## Exercise aim
Note how many lines hold "softpedia" and report that number by itself.

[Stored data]
——————
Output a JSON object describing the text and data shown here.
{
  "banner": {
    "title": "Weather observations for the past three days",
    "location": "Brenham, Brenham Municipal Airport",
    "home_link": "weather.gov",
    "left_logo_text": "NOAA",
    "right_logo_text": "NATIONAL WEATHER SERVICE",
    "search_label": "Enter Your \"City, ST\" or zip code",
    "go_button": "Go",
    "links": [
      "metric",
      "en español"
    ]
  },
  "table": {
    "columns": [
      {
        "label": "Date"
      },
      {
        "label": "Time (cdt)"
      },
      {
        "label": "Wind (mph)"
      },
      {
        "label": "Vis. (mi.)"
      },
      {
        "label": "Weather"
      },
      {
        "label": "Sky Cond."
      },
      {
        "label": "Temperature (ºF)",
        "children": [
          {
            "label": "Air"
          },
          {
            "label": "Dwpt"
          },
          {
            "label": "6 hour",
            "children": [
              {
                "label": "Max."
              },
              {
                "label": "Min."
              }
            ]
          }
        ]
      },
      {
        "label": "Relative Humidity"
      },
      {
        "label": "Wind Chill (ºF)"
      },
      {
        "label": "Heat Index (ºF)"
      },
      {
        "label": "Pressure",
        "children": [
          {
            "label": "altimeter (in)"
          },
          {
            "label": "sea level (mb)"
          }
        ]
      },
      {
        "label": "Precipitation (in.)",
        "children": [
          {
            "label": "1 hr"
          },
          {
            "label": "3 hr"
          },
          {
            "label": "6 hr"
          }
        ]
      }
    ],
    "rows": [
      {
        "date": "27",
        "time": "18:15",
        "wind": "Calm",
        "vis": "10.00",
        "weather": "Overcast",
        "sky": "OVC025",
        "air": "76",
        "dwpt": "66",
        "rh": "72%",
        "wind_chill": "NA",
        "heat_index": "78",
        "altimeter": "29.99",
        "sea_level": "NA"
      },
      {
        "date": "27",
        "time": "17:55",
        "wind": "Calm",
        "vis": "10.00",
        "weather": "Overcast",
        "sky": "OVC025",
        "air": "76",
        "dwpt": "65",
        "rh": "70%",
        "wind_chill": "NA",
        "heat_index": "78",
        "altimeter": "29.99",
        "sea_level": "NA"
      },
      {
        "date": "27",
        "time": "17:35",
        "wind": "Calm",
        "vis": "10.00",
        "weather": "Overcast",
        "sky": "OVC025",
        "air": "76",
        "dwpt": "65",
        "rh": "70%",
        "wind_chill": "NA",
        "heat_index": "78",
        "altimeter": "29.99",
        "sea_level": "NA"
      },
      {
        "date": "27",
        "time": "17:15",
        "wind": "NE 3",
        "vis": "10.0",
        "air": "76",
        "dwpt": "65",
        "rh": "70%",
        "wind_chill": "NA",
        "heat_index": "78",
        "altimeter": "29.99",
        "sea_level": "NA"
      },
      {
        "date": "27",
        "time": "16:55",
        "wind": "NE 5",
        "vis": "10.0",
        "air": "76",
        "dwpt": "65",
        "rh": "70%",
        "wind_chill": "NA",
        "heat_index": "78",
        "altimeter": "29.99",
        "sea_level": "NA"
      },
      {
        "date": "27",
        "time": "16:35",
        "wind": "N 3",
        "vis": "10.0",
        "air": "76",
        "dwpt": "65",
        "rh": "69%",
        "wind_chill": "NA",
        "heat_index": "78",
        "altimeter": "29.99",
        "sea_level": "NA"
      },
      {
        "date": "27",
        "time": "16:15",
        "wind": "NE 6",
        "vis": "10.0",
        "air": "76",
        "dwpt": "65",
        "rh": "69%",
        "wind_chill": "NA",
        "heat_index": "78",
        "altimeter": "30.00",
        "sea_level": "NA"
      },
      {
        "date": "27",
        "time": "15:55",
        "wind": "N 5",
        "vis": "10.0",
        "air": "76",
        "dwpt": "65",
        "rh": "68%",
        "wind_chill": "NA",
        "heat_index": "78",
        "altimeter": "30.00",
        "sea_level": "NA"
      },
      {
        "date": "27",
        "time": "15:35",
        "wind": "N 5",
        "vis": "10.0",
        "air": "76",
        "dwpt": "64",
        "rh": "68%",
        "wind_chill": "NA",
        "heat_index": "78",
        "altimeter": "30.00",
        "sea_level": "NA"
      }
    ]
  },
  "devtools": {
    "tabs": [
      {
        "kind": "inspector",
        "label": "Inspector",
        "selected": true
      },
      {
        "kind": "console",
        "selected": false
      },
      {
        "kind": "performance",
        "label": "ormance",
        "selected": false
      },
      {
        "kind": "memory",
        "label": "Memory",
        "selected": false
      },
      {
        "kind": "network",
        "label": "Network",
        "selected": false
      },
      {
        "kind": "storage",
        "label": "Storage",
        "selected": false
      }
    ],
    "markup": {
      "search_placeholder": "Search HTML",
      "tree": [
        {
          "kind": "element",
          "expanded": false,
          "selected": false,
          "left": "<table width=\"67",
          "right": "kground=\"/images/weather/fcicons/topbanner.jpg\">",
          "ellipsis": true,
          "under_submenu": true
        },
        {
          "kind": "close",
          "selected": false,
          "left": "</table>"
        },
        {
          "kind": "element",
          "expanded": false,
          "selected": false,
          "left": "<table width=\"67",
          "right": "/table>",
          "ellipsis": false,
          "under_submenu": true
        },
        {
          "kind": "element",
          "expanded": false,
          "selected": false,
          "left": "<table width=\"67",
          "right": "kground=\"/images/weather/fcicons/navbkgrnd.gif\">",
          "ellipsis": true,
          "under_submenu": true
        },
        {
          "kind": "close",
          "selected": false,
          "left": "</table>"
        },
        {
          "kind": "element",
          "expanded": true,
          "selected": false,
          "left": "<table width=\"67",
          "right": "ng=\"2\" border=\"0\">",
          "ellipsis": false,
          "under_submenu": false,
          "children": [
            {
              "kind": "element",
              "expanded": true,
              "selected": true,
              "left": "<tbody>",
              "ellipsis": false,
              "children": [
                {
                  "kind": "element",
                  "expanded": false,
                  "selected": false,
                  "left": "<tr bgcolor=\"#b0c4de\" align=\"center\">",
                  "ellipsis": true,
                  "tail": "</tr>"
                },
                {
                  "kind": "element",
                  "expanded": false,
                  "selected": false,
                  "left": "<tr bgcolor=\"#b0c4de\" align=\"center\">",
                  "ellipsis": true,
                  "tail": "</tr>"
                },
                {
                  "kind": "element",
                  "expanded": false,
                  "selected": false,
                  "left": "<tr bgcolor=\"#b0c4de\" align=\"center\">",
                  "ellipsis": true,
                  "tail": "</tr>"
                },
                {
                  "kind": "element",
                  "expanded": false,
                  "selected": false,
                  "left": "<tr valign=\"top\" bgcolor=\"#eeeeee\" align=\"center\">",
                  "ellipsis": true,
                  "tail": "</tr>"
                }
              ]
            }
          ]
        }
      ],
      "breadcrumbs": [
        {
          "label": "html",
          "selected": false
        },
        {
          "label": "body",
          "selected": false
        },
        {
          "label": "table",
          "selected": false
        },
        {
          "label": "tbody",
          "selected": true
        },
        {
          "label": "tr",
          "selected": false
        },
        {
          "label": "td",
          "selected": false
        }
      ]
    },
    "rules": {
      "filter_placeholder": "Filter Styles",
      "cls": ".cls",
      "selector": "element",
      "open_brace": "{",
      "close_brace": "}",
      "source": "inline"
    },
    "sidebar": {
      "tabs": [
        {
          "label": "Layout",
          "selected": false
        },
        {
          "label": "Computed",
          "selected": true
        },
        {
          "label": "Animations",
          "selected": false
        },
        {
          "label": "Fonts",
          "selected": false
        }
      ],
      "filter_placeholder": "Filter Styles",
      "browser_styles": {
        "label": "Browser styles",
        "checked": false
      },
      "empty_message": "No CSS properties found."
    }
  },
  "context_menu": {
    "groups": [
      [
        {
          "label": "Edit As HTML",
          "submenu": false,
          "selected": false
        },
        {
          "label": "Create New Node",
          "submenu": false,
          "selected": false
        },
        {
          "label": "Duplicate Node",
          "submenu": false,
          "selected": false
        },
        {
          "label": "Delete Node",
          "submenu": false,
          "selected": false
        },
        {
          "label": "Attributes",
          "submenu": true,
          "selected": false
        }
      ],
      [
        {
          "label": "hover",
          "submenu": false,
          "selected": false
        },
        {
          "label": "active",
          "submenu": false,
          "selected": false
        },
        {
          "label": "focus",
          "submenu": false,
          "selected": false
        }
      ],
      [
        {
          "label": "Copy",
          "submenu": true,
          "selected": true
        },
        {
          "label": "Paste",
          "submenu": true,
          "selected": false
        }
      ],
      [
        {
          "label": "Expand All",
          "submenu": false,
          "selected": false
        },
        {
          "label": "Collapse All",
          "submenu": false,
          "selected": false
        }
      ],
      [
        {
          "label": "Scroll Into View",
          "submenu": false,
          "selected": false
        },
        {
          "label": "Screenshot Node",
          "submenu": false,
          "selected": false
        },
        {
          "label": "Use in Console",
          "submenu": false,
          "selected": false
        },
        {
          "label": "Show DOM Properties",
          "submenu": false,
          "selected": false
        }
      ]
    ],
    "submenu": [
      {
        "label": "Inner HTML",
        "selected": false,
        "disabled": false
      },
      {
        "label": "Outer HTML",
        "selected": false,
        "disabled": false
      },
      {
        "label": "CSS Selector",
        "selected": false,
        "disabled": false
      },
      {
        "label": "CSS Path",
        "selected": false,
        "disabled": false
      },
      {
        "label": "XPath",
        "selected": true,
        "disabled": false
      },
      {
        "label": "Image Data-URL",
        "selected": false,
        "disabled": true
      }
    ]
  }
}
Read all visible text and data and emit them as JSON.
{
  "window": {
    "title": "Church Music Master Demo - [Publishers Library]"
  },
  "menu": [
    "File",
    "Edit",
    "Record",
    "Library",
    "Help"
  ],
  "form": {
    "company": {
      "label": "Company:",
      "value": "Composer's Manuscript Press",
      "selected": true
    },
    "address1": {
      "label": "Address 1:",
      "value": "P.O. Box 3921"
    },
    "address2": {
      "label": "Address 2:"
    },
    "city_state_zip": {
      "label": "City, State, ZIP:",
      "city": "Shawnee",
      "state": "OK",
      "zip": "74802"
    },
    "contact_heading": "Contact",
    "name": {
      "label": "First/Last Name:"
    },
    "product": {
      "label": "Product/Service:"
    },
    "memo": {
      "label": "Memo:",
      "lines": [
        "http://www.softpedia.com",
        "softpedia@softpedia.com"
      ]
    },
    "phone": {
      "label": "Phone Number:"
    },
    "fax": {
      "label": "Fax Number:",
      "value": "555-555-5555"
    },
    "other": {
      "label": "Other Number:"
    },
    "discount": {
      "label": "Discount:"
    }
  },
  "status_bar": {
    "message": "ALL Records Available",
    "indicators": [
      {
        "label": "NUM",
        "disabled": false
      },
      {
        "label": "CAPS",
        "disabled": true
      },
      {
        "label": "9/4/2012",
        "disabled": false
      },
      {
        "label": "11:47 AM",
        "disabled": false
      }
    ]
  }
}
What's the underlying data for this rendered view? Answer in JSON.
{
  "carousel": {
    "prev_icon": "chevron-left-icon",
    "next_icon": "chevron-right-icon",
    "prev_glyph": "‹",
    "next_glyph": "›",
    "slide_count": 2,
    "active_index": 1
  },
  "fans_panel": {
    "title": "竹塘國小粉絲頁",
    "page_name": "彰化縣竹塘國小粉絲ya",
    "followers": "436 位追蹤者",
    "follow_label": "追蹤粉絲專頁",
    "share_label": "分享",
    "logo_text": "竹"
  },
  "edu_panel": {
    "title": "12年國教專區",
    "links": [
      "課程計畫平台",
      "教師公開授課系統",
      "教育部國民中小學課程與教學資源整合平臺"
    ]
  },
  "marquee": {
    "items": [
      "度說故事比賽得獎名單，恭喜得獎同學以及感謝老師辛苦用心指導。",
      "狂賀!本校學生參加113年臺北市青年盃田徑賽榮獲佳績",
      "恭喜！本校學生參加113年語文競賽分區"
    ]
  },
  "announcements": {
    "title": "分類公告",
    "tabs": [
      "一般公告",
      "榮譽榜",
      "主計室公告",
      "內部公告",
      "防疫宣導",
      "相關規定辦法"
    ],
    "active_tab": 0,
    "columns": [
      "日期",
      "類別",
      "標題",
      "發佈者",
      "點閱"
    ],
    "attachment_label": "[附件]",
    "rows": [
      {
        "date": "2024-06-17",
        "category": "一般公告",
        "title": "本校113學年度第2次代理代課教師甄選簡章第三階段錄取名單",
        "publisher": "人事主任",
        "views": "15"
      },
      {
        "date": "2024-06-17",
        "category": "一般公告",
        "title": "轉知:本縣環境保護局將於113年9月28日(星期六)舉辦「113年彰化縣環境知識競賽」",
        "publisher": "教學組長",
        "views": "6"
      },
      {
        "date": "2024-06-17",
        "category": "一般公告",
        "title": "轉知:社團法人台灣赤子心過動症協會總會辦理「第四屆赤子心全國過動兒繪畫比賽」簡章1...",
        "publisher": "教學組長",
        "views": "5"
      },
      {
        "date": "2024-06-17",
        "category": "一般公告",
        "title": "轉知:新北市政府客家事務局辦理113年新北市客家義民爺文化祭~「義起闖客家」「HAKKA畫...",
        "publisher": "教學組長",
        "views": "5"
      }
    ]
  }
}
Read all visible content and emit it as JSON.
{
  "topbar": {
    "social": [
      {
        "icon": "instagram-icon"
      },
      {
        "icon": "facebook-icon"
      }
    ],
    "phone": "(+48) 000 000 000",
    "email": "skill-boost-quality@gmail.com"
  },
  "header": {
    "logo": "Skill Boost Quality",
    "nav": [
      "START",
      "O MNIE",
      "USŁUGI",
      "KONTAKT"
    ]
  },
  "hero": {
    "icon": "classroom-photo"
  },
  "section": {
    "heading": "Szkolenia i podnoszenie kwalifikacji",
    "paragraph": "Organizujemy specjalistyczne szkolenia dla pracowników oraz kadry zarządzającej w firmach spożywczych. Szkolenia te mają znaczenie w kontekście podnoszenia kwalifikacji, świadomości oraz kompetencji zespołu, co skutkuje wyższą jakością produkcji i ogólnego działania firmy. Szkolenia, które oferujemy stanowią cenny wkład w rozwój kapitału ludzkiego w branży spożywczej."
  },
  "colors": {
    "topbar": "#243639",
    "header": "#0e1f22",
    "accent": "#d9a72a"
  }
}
——————
## Solved problem
2